▸ **Available data**:
◇ ◇ ◇ ◇ ◇

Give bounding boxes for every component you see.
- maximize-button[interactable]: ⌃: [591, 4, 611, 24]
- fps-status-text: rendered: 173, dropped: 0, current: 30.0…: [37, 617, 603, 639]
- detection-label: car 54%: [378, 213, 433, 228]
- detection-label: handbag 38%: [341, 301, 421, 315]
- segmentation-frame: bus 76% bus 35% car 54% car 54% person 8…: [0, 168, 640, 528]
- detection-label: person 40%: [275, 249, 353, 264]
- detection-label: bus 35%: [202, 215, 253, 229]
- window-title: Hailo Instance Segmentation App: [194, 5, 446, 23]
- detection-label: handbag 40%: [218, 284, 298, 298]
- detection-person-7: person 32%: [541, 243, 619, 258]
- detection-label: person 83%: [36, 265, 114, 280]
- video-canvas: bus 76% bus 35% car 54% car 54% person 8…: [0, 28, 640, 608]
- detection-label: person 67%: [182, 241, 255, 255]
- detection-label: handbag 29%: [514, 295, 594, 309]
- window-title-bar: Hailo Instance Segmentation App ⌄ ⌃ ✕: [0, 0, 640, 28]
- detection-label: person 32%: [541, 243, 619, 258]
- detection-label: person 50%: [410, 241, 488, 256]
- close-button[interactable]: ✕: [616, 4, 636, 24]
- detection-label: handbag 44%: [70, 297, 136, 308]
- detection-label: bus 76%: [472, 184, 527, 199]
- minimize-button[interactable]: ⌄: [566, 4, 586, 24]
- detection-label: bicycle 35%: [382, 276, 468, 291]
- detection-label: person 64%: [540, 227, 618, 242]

◇ ◇ ◇ ◇ ◇

Copy out every line of the records above, word for word and in the same order.

▸ **Correct answer**:
Give bounding boxes for every component you see.
- maximize-button[interactable]: ⌃: [591, 4, 611, 24]
- fps-status-text: rendered: 173, dropped: 0, current: 30.0…: [37, 617, 603, 639]
- detection-label: car 54%: [378, 213, 433, 228]
- detection-label: handbag 38%: [341, 301, 421, 315]
- segmentation-frame: bus 76% bus 35% car 54% car 54% person 8…: [0, 168, 640, 528]
- detection-label: person 40%: [275, 249, 353, 264]
- detection-label: bus 35%: [202, 215, 253, 229]
- window-title: Hailo Instance Segmentation App: [194, 5, 446, 23]
- detection-label: handbag 40%: [218, 284, 298, 298]
- detection-person-7: person 32%: [541, 243, 619, 258]
- detection-label: person 83%: [36, 265, 114, 280]
- video-canvas: bus 76% bus 35% car 54% car 54% person 8…: [0, 28, 640, 608]
- detection-label: person 67%: [182, 241, 255, 255]
- detection-label: handbag 29%: [514, 295, 594, 309]
- window-title-bar: Hailo Instance Segmentation App ⌄ ⌃ ✕: [0, 0, 640, 28]
- detection-label: person 32%: [541, 243, 619, 258]
- detection-label: person 50%: [410, 241, 488, 256]
- close-button[interactable]: ✕: [616, 4, 636, 24]
- detection-label: handbag 44%: [70, 297, 136, 308]
- detection-label: bus 76%: [472, 184, 527, 199]
- minimize-button[interactable]: ⌄: [566, 4, 586, 24]
- detection-label: bicycle 35%: [382, 276, 468, 291]
- detection-label: person 64%: [540, 227, 618, 242]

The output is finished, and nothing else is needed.